Copy each line that contains the string "przypadku".

• DATA FOR PROCESSING:
• • • •

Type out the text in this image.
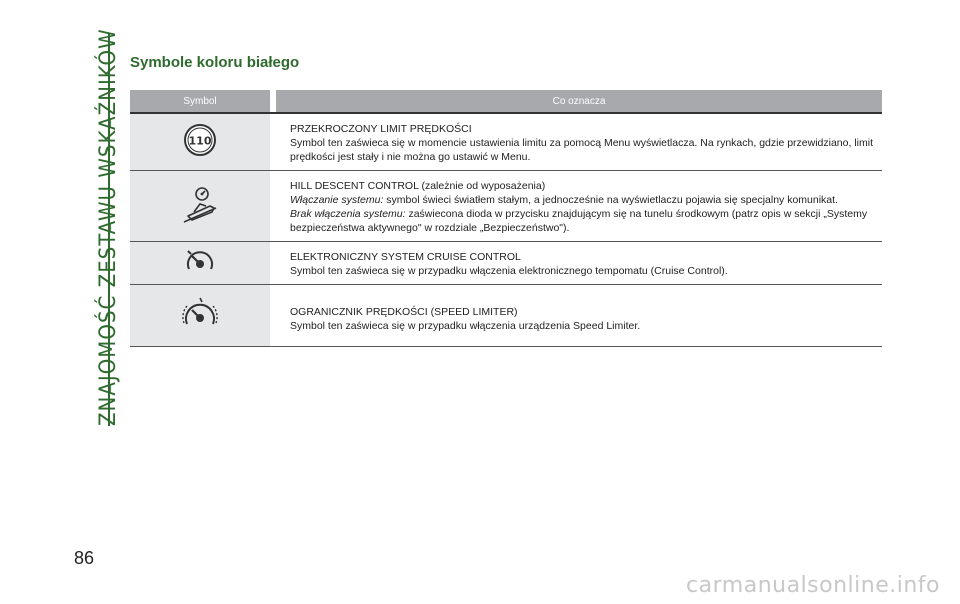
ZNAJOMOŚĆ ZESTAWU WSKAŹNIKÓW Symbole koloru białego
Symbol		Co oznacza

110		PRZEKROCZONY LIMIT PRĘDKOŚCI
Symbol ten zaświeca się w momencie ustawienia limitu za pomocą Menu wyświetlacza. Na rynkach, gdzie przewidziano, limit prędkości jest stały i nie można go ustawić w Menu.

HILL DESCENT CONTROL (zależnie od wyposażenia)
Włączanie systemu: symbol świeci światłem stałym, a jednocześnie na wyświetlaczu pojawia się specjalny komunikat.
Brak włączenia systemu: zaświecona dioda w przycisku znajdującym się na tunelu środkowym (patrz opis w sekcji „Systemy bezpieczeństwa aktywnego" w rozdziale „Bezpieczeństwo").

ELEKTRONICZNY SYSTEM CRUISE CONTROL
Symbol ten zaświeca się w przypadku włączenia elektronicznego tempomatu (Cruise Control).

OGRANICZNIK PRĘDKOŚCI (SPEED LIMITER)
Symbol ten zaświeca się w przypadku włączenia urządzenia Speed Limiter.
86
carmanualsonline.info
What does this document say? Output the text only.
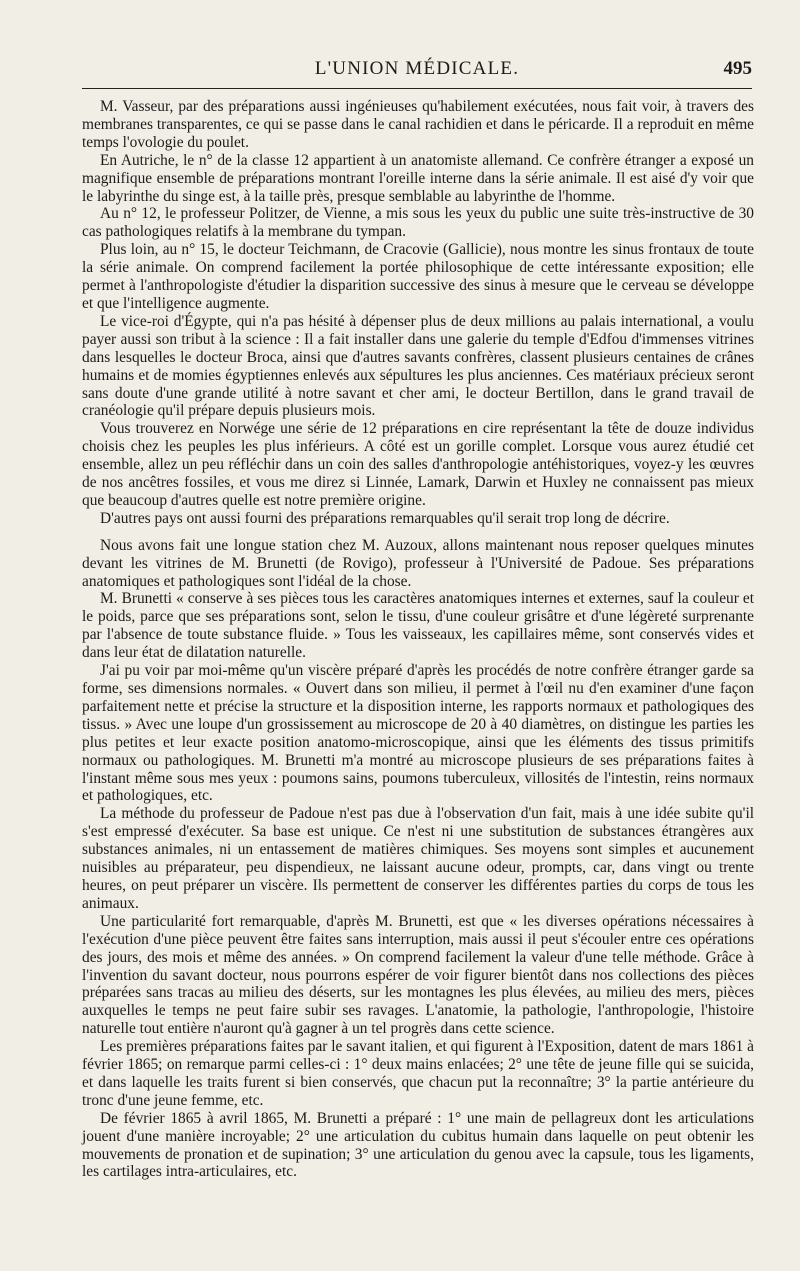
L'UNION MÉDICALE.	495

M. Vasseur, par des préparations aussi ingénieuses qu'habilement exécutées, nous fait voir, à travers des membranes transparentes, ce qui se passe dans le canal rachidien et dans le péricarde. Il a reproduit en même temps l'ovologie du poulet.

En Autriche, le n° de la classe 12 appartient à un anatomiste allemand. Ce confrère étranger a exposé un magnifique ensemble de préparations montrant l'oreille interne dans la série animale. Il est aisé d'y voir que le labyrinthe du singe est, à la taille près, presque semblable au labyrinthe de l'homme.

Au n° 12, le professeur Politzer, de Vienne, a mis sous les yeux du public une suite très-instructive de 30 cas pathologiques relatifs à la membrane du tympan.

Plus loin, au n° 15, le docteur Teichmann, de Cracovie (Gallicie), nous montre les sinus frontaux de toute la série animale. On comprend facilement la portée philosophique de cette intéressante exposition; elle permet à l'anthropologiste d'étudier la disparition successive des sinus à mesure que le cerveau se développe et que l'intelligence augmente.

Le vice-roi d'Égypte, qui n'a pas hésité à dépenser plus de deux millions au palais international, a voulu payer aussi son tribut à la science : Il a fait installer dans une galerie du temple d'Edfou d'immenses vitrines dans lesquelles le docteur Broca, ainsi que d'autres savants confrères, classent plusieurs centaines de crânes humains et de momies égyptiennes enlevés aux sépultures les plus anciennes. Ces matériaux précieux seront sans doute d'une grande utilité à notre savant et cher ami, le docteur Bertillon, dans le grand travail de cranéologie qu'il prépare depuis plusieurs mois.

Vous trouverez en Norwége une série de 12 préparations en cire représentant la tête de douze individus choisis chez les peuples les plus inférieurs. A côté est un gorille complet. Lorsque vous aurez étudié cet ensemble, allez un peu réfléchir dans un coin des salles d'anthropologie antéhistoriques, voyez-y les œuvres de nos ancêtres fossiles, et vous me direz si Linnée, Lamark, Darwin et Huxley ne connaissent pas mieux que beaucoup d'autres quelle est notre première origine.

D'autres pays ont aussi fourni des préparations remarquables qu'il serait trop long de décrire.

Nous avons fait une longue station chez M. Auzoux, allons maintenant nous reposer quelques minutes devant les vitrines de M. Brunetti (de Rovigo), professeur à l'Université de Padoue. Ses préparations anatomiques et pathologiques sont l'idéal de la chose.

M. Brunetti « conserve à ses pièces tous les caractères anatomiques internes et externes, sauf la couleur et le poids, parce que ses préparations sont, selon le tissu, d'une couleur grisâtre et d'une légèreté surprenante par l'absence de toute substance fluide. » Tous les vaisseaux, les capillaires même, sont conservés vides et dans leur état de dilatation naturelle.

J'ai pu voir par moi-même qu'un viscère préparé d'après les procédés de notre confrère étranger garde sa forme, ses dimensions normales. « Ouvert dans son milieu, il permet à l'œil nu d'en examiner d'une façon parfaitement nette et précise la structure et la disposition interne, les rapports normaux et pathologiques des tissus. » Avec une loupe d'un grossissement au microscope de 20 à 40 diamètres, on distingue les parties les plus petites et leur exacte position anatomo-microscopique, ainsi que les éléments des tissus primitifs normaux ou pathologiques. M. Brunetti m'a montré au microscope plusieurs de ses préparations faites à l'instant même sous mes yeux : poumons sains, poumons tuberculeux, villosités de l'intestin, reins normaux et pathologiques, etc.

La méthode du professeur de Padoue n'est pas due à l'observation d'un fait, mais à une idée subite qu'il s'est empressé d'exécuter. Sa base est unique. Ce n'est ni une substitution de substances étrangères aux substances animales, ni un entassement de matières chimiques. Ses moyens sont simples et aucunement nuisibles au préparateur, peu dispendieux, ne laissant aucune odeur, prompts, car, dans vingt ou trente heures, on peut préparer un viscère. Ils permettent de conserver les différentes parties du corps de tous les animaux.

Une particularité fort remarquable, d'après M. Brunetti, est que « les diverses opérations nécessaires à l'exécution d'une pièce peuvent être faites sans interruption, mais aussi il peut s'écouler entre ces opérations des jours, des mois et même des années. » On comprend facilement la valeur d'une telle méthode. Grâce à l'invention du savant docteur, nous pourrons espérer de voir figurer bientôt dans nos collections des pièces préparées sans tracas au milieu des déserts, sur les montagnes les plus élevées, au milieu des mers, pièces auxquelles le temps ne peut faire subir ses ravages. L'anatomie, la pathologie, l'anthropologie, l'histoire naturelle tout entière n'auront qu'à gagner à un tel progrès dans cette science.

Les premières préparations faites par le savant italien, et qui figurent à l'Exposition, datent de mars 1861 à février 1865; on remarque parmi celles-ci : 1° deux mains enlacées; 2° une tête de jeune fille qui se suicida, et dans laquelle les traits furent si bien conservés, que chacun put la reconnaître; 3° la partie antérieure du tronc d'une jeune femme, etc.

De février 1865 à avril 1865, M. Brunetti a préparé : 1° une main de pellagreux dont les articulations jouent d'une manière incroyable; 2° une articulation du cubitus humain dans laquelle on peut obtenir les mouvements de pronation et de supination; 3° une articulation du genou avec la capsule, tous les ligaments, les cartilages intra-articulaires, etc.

• • • •

• TASK SOLUTION:
Symbol ten zaświeca się w przypadku włączenia elektronicznego tempomatu (Cruise Control).
Symbol ten zaświeca się w przypadku włączenia urządzenia Speed Limiter.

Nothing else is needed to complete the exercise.